(Task description): How many lines of the data include the string "this"? State the number and nothing else.

[Start of Record list]

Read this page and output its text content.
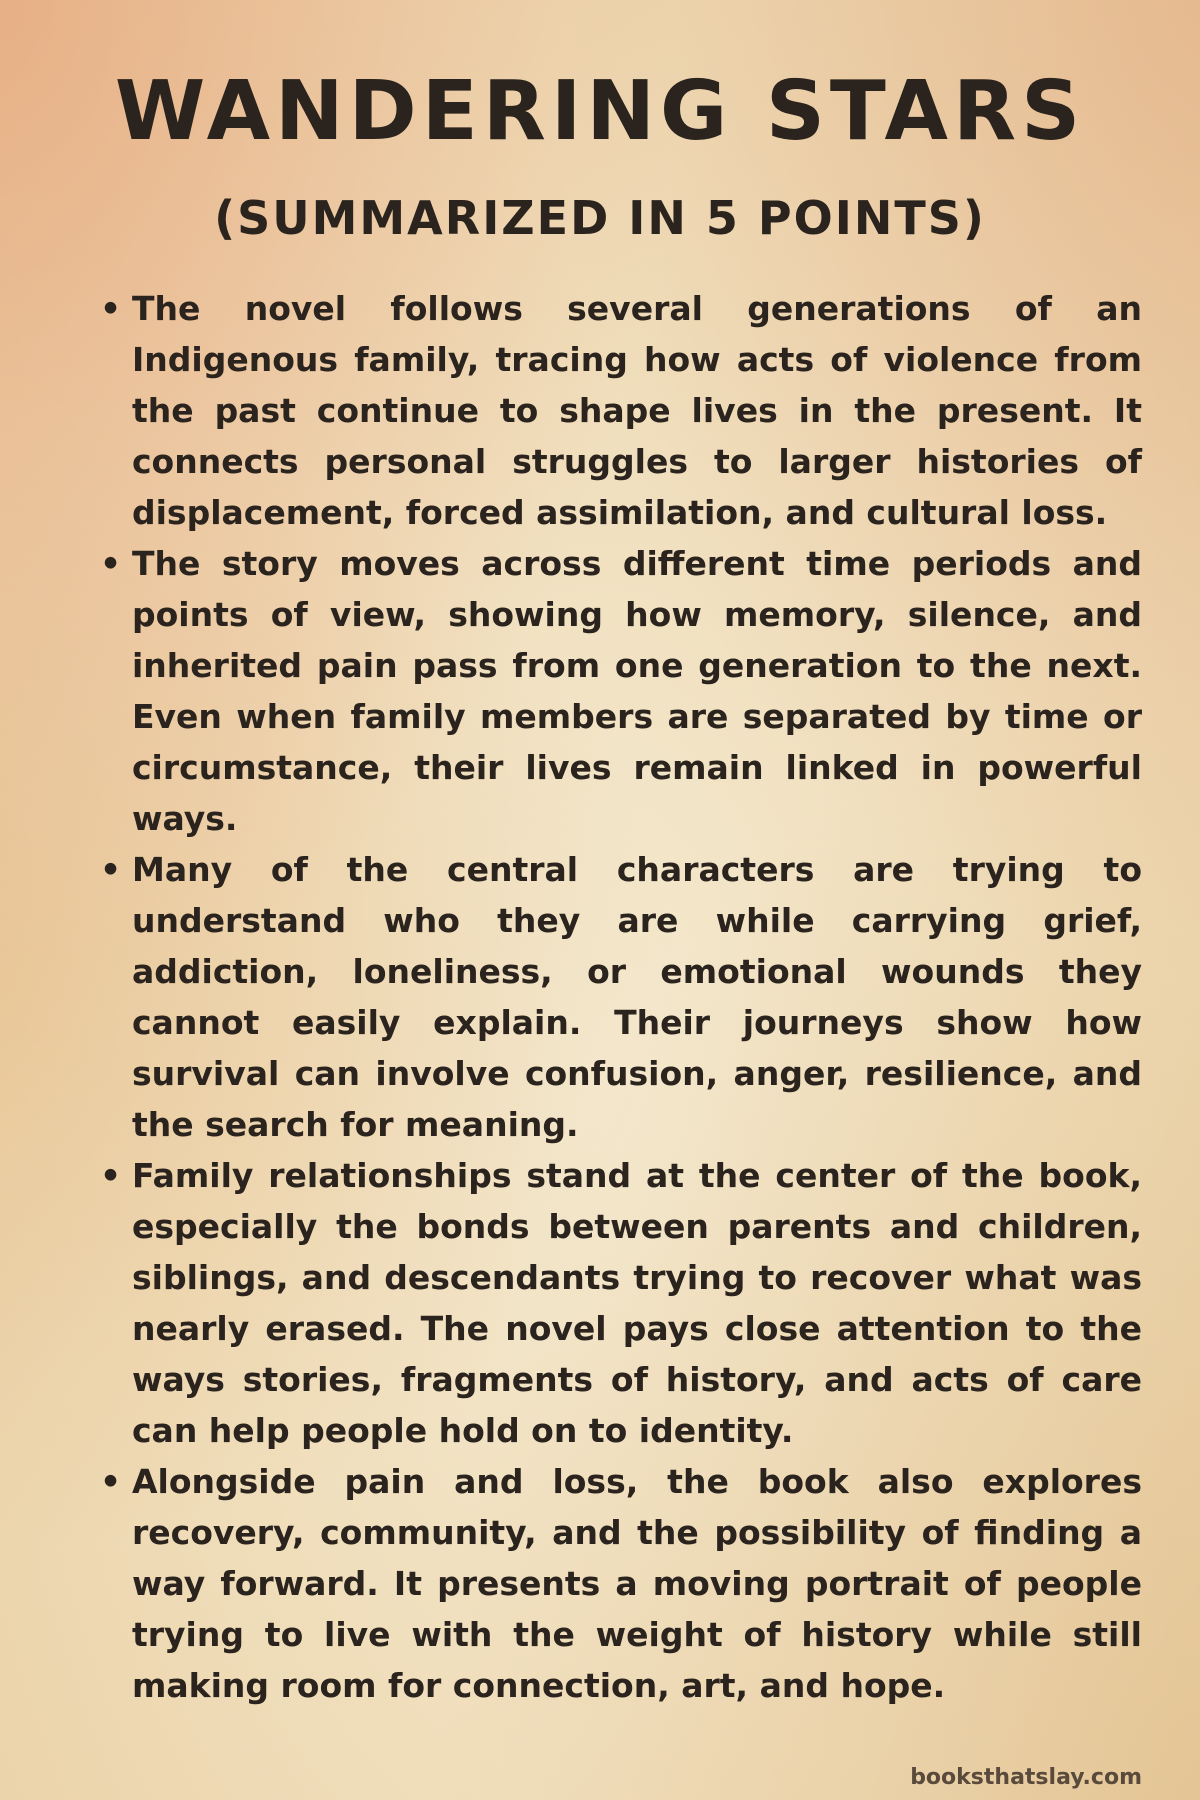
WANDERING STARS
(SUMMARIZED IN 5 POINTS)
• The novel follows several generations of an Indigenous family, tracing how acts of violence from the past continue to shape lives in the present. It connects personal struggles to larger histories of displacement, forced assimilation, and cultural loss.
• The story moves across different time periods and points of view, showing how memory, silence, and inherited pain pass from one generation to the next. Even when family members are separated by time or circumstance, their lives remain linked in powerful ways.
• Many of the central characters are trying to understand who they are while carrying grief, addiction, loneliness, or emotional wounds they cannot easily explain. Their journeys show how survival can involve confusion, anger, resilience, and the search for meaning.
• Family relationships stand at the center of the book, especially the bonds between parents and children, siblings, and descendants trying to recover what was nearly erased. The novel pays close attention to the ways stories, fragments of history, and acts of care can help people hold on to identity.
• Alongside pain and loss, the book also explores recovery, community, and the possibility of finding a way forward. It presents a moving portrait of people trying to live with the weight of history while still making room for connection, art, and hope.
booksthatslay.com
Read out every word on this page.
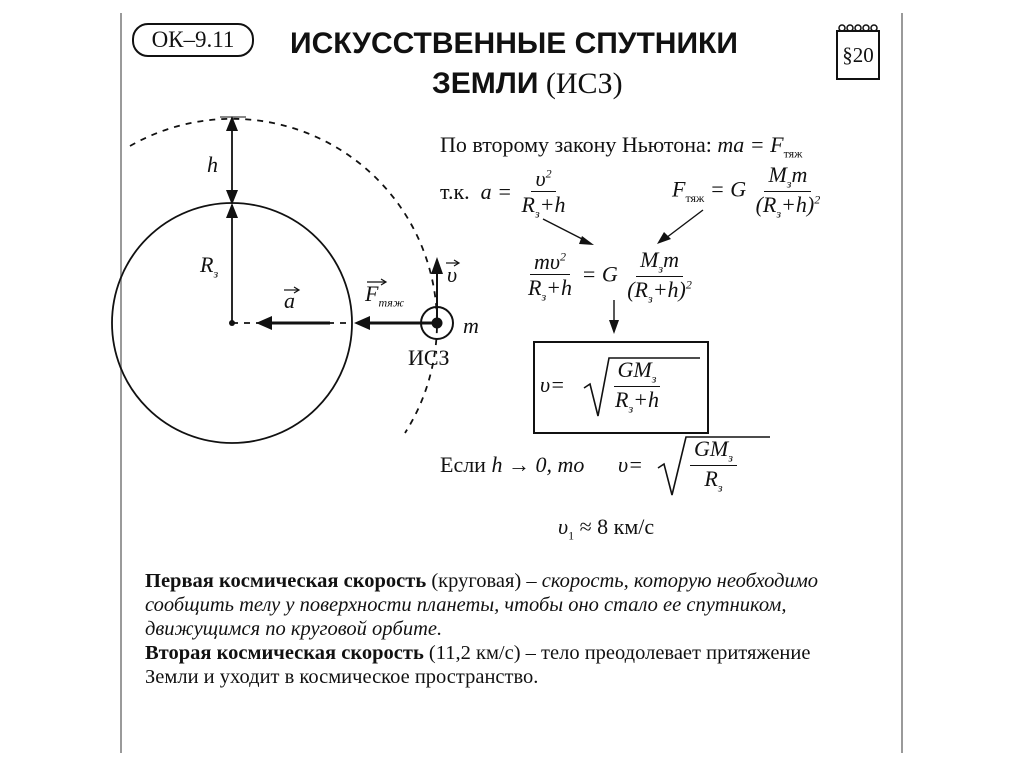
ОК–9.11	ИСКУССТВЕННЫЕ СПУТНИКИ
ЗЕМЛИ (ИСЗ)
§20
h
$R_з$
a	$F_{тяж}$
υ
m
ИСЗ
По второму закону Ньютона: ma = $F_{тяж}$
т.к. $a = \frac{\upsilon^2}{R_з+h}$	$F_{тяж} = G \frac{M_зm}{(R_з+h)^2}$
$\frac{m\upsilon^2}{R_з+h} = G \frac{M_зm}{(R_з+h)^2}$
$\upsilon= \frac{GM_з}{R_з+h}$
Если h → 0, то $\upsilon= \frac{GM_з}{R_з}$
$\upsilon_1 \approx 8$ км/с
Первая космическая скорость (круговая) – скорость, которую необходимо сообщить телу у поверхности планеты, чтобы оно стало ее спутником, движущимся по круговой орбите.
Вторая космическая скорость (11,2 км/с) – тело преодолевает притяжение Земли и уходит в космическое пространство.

[End of Record list]

(Exercise solution): 2